Set task
Using the listing below, give the number of lines where "Select" appears, and nothing else.

** start **

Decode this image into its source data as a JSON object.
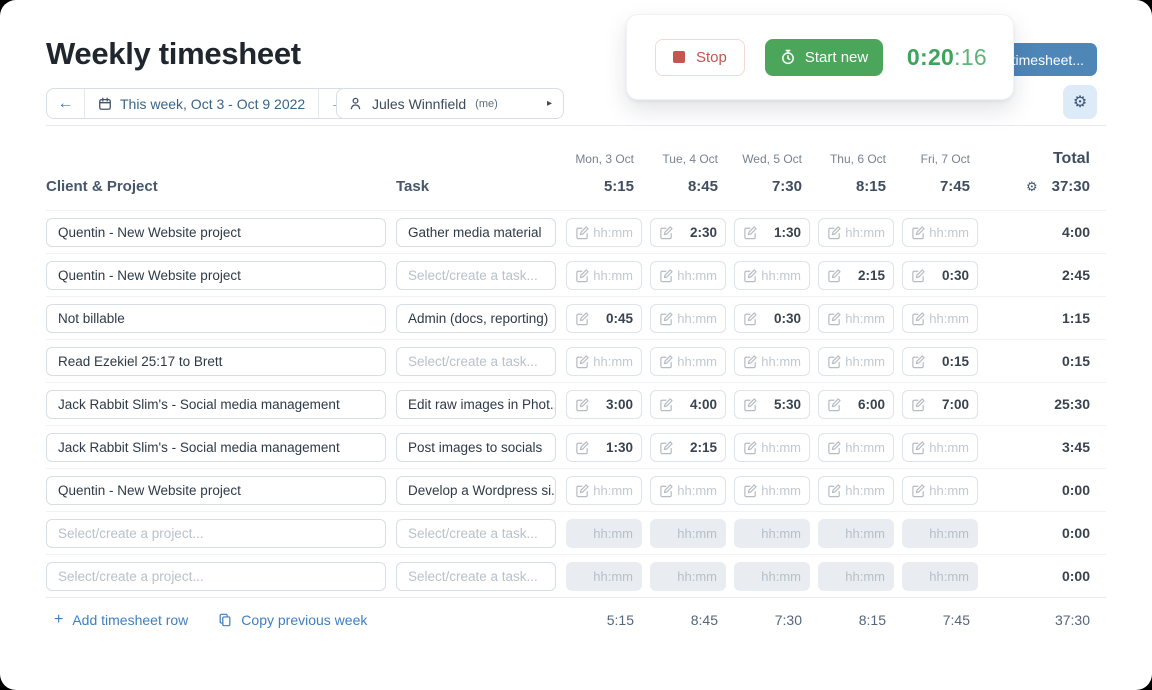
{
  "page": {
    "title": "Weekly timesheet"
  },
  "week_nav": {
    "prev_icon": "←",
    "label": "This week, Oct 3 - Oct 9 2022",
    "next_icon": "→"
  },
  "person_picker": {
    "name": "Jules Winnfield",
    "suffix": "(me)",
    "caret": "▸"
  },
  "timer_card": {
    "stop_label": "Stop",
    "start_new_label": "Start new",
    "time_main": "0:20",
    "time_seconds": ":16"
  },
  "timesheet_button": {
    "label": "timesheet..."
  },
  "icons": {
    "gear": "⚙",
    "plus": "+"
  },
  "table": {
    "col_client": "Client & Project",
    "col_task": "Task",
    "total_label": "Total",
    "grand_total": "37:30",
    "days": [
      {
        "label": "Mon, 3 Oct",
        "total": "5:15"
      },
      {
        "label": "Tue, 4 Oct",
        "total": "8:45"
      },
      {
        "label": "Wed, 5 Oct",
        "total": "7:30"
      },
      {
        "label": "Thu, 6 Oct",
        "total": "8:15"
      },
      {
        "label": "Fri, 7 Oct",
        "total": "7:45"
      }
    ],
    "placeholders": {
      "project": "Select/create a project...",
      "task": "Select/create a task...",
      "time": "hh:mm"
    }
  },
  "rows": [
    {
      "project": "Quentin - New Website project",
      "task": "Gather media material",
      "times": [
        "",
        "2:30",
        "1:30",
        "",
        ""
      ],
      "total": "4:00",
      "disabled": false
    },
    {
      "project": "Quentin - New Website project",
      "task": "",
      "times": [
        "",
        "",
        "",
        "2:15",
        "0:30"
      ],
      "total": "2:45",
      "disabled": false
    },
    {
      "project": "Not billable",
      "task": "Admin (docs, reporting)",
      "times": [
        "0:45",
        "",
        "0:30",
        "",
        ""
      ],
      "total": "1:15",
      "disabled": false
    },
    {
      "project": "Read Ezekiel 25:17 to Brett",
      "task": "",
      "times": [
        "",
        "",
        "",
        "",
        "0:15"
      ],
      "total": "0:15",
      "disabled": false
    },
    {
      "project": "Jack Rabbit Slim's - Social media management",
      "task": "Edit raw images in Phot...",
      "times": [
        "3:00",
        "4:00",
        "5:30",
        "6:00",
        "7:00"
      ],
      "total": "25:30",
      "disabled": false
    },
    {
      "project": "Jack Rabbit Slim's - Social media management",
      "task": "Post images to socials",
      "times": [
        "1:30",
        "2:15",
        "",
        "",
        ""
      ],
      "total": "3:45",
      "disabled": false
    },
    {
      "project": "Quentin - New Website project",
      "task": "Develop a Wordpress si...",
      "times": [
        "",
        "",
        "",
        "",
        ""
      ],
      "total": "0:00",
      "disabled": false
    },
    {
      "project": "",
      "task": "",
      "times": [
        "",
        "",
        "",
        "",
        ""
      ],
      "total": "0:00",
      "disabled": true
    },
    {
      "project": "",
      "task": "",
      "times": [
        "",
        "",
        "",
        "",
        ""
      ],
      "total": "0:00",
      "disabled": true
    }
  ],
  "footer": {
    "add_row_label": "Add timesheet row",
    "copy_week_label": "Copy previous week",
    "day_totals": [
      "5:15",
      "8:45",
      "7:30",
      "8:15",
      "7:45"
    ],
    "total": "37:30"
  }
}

** end **
** start **

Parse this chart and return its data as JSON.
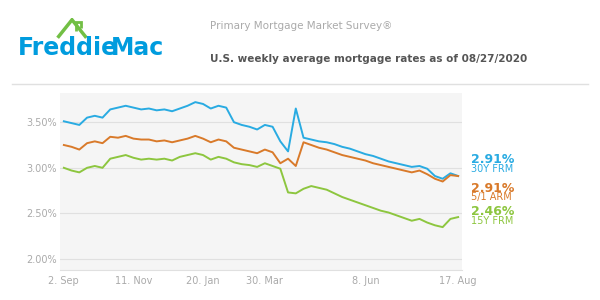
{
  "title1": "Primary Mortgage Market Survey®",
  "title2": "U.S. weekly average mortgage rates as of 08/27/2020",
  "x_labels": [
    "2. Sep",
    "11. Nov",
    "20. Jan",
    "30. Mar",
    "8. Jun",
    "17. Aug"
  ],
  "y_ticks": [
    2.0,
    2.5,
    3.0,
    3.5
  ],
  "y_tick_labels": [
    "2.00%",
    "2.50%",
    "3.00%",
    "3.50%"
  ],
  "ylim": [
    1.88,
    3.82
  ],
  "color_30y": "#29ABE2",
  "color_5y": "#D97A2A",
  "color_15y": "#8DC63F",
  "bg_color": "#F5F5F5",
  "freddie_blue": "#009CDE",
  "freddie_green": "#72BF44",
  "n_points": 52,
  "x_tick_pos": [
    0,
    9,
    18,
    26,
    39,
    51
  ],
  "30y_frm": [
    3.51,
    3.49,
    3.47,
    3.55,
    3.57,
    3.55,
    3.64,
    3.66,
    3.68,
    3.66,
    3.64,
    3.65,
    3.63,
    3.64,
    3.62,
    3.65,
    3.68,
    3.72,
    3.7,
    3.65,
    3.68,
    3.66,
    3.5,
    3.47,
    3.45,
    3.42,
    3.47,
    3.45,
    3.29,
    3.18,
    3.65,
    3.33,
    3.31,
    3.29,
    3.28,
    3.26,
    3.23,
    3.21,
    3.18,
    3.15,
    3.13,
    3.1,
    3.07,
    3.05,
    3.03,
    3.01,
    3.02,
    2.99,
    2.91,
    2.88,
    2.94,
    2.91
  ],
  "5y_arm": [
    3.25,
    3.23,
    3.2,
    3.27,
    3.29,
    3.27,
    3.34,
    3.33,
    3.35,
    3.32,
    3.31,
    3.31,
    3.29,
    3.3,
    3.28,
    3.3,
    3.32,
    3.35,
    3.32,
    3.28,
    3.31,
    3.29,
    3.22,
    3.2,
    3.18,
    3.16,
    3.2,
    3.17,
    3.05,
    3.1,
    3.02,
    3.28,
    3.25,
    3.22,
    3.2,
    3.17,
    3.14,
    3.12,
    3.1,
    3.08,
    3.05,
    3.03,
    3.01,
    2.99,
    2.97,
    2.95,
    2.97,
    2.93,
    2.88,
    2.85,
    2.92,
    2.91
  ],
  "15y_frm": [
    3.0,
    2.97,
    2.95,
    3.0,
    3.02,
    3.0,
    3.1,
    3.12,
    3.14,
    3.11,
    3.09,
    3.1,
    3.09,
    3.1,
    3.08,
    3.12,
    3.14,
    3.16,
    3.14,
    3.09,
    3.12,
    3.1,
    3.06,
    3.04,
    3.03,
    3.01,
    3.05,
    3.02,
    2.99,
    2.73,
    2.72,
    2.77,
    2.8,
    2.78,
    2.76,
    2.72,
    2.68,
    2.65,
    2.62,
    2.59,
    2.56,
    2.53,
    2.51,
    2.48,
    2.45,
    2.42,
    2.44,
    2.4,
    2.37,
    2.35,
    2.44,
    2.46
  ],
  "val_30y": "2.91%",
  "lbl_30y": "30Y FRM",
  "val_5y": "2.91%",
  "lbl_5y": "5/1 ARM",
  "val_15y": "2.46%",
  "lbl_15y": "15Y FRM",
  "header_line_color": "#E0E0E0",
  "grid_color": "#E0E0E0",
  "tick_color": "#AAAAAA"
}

** end **
** start **

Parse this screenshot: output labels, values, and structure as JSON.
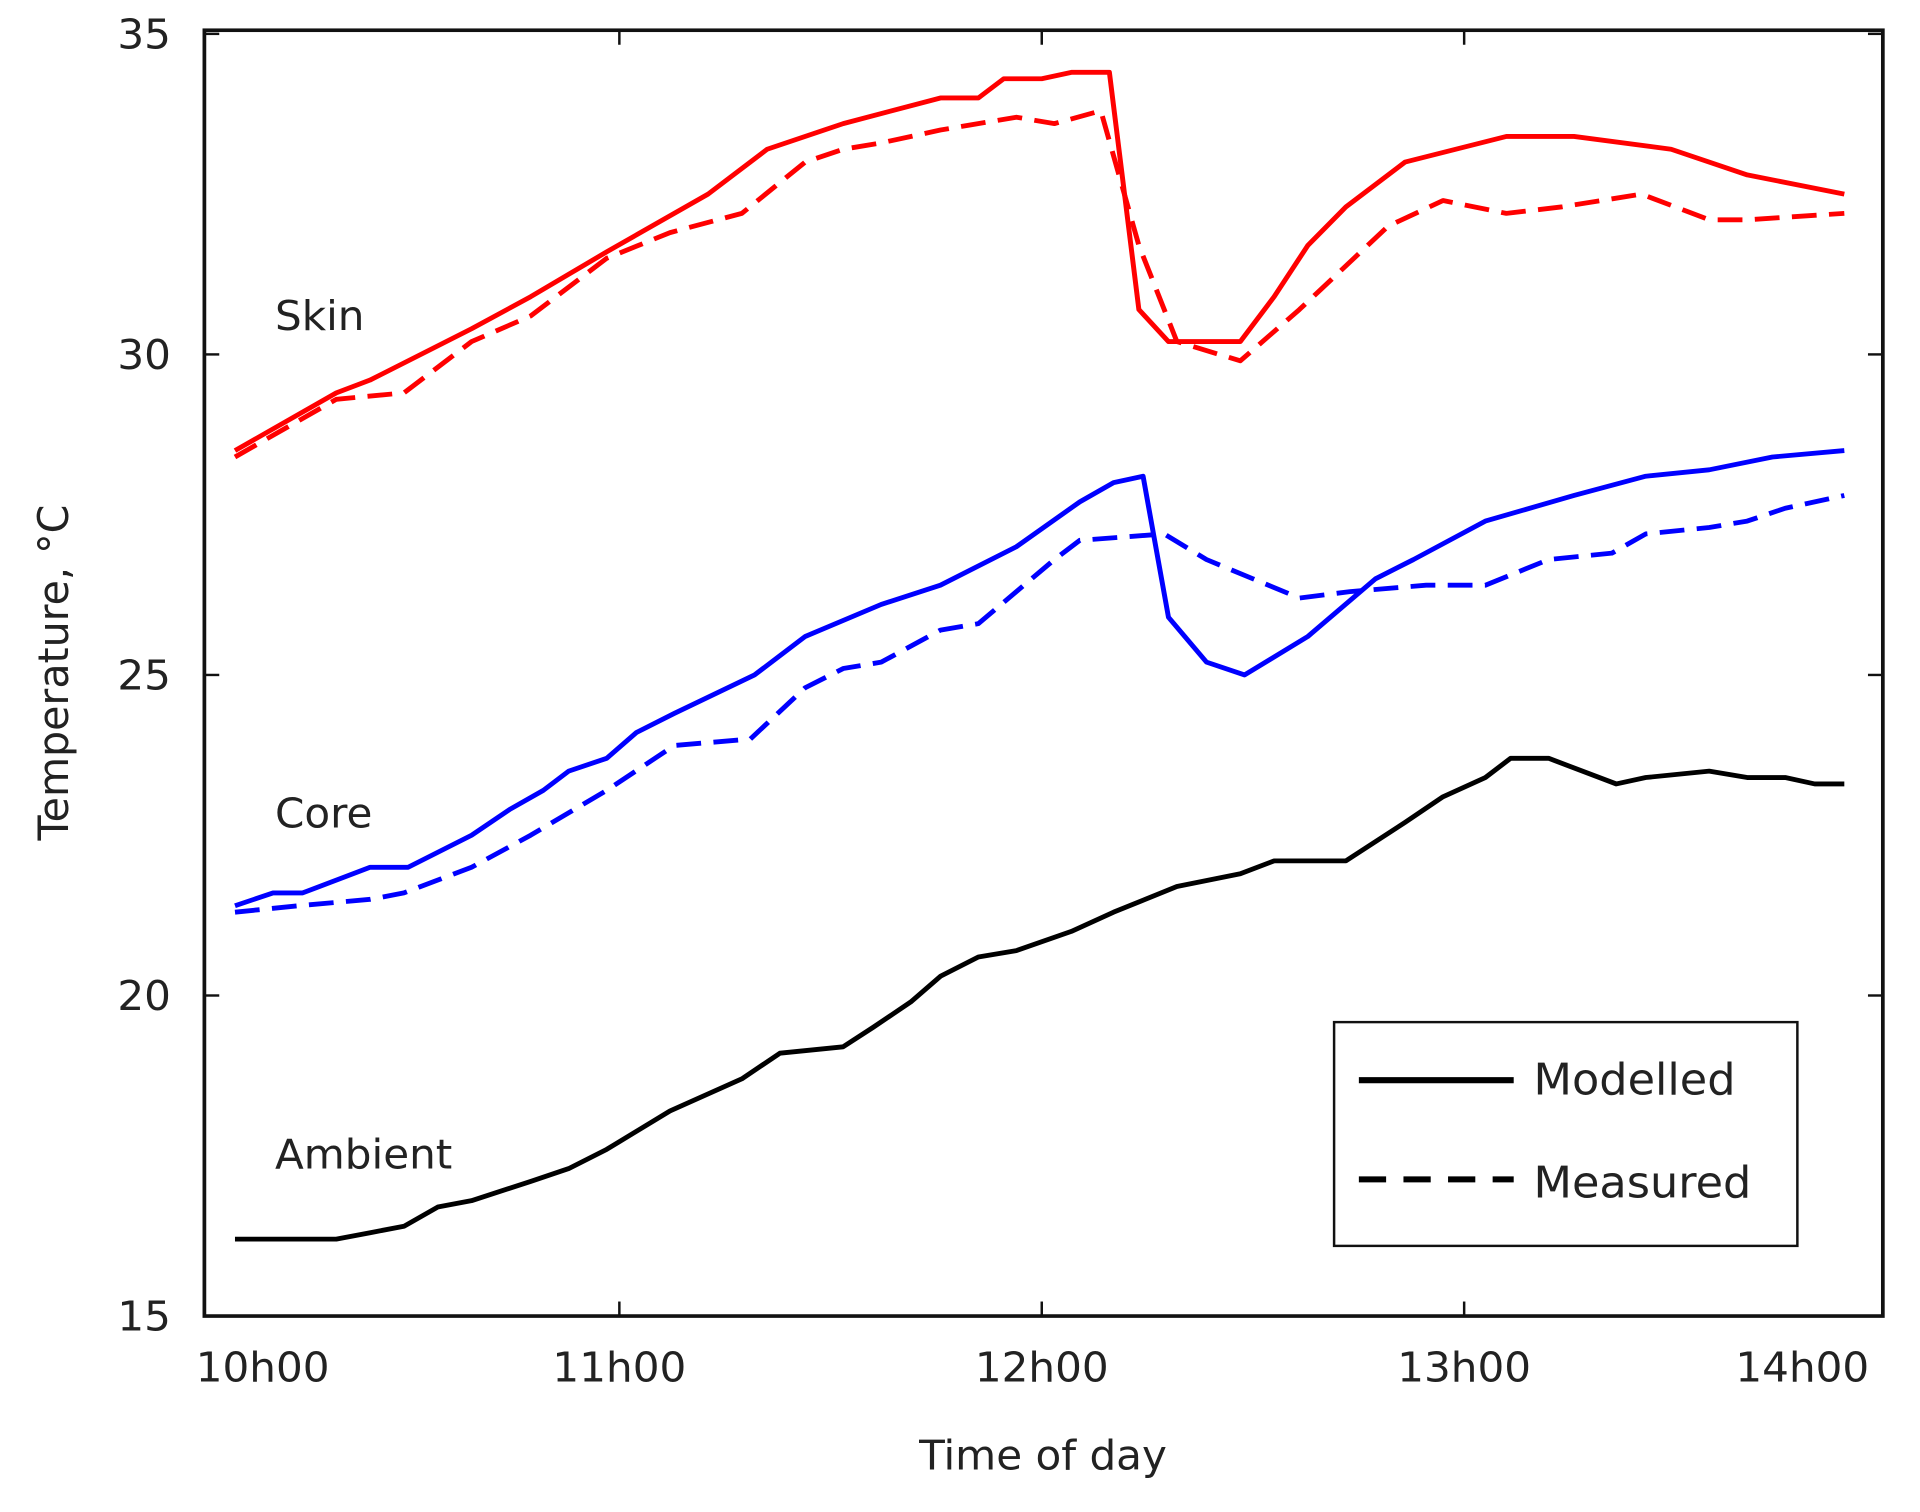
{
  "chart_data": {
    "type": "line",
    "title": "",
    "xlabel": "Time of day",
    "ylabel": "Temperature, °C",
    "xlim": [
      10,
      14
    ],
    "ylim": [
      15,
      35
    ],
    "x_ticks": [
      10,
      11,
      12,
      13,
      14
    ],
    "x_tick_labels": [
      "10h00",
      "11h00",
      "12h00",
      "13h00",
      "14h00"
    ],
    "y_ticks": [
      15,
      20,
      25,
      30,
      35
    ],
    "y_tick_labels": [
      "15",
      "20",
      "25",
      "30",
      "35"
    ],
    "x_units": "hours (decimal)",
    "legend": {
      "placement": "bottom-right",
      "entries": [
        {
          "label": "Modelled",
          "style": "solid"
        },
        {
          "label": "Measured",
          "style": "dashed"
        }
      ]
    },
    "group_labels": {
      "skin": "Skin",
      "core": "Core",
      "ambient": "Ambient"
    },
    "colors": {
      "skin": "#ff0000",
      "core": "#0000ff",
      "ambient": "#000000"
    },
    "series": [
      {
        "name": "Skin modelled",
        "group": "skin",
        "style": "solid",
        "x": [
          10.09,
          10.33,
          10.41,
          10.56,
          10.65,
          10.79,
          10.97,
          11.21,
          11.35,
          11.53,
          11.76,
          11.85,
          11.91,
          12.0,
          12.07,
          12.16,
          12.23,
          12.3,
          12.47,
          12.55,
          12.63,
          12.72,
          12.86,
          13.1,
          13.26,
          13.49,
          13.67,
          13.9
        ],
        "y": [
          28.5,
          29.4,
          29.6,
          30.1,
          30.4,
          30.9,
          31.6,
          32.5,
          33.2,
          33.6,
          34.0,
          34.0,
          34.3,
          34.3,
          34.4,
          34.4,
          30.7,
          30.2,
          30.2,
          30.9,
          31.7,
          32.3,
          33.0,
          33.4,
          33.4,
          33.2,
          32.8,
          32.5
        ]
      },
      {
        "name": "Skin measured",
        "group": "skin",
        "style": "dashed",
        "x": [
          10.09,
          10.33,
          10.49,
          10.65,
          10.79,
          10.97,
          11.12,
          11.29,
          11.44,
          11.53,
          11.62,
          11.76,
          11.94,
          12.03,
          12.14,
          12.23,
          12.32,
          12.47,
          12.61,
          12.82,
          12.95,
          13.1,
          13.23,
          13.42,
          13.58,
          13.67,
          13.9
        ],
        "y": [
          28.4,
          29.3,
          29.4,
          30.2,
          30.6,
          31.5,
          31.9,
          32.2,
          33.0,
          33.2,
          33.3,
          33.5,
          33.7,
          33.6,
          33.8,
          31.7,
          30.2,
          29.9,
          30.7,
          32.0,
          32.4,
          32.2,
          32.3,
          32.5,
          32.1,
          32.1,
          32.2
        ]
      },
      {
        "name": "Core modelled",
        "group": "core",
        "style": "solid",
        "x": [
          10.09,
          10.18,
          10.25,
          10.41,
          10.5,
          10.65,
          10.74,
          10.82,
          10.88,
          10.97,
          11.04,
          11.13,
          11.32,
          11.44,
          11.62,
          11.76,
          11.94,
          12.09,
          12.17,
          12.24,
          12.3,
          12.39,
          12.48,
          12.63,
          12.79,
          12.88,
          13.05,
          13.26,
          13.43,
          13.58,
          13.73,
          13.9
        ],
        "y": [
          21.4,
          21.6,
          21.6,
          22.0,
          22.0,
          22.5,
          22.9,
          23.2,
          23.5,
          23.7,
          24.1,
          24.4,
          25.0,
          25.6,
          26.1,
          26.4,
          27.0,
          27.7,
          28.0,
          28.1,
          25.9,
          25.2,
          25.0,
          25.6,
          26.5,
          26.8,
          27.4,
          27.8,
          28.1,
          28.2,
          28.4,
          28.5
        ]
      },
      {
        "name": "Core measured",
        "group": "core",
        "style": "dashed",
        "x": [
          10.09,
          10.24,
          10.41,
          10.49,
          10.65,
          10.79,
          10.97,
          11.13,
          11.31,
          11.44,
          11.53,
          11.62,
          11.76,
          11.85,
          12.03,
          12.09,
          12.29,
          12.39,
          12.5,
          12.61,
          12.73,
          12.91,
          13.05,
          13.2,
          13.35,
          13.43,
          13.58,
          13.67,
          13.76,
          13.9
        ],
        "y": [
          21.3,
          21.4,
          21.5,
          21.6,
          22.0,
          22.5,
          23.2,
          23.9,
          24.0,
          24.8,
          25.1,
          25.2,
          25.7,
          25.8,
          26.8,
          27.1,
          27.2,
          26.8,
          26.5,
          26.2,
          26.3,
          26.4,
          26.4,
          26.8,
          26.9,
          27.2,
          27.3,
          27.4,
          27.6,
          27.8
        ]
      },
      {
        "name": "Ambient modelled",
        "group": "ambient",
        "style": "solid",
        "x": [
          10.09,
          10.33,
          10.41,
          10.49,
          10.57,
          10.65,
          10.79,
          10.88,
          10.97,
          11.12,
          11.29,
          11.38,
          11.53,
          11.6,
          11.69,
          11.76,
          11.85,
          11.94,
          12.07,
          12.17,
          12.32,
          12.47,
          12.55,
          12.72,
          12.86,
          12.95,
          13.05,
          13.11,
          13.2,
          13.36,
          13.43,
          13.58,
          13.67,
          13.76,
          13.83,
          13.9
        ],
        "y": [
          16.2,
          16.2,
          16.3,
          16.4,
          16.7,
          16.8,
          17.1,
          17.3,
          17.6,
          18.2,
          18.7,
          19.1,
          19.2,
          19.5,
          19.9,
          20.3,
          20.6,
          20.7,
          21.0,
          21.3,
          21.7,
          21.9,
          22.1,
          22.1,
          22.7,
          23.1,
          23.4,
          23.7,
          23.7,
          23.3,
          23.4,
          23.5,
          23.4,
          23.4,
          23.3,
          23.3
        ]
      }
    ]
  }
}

** end **

Answer below
2